**** DATASET ENTRIES

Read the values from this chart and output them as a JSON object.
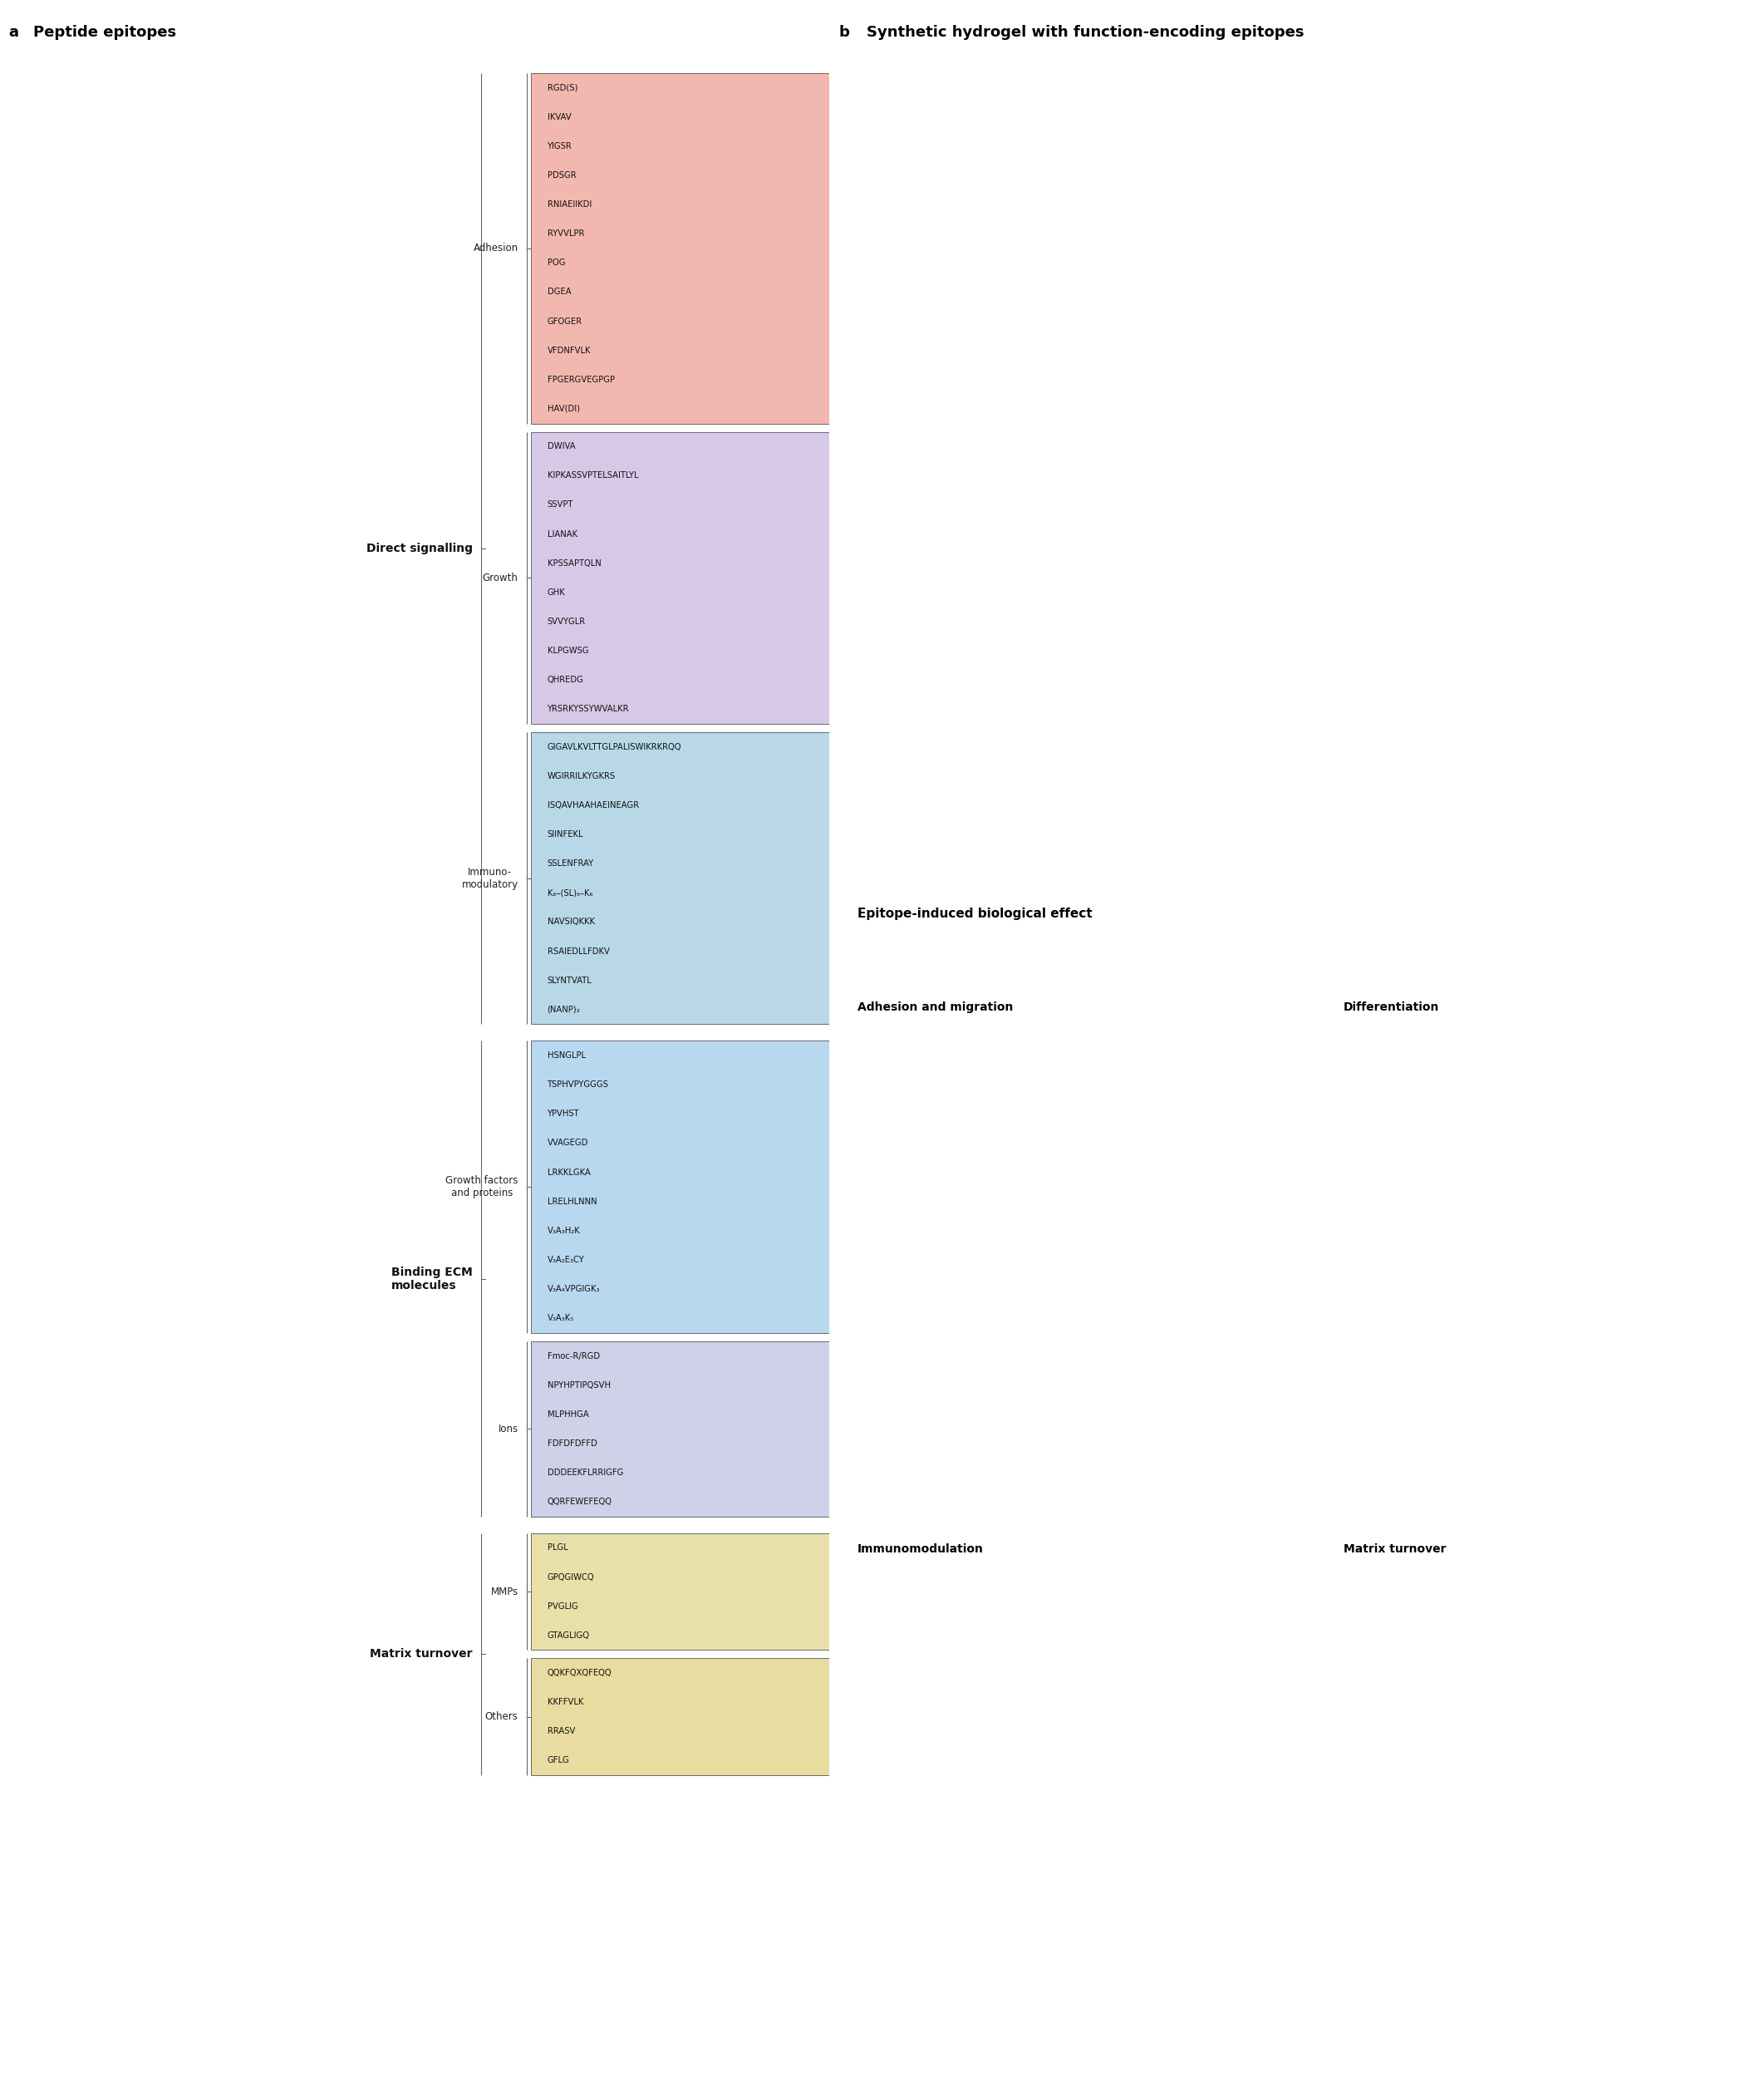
{
  "title_a": "a  Peptide epitopes",
  "title_b": "b  Synthetic hydrogel with function-encoding epitopes",
  "bg_color": "#ffffff",
  "groups": [
    {
      "category": "Direct signalling",
      "subgroups": [
        {
          "name": "Adhesion",
          "color": "#f2b8b0",
          "color_border": "#c8857a",
          "peptides": [
            "RGD(S)",
            "IKVAV",
            "YIGSR",
            "PDSGR",
            "RNIAEIIKDI",
            "RYVVLPR",
            "POG",
            "DGEA",
            "GFOGER",
            "VFDNFVLK",
            "FPGERGVEGPGP",
            "HAV(DI)"
          ]
        },
        {
          "name": "Growth",
          "color": "#d8c8e8",
          "color_border": "#a080b0",
          "peptides": [
            "DWIVA",
            "KIPKASSVPTELSAITLYL",
            "SSVPT",
            "LIANAK",
            "KPSSAPTQLN",
            "GHK",
            "SVVYGLR",
            "KLPGWSG",
            "QHREDG",
            "YRSRKYSSYWVALKR"
          ]
        },
        {
          "name": "Immuno-\nmodulatory",
          "color": "#b8d8e8",
          "color_border": "#7aaabb",
          "peptides": [
            "GIGAVLKVLTTGLPALISWIKRKRQQ",
            "WGIRRILKYGKRS",
            "ISQAVHAAHAEINEAGR",
            "SIINFEKL",
            "SSLENFRAY",
            "K₆–(SL)₆–K₆",
            "NAVSIQKKK",
            "RSAIEDLLFDKV",
            "SLYNTVATL",
            "(NANP)₃"
          ]
        }
      ]
    },
    {
      "category": "Binding ECM\nmolecules",
      "subgroups": [
        {
          "name": "Growth factors\nand proteins",
          "color": "#b8d8f0",
          "color_border": "#7aaac0",
          "peptides": [
            "HSNGLPL",
            "TSPHVPYGGGS",
            "YPVHST",
            "VVAGEGD",
            "LRKKLGKA",
            "LRELHLNNN",
            "V₃A₃H₂K",
            "V₃A₂E₃CY",
            "V₃A₄VPGIGK₃",
            "V₃A₃K₅"
          ]
        },
        {
          "name": "Ions",
          "color": "#d0d0e8",
          "color_border": "#9090b8",
          "peptides": [
            "Fmoc-R/RGD",
            "NPYHPTIPQSVH",
            "MLPHHGA",
            "FDFDFDFFD",
            "DDDEEKFLRRIGFG",
            "QQRFEWEFEQQ"
          ]
        }
      ]
    },
    {
      "category": "Matrix turnover",
      "subgroups": [
        {
          "name": "MMPs",
          "color": "#e8e0a8",
          "color_border": "#b8a860",
          "peptides": [
            "PLGL",
            "GPQGIWCQ",
            "PVGLIG",
            "GTAGLIGQ"
          ]
        },
        {
          "name": "Others",
          "color": "#e8dca0",
          "color_border": "#b8a860",
          "peptides": [
            "QQKFQXQFEQQ",
            "KKFFVLK",
            "RRASV",
            "GFLG"
          ]
        }
      ]
    }
  ]
}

********

# YOUR GOAL
What number of lines in the data contain the word "category"? Give the number and nothing else.

# EXERCISE SOLUTION
3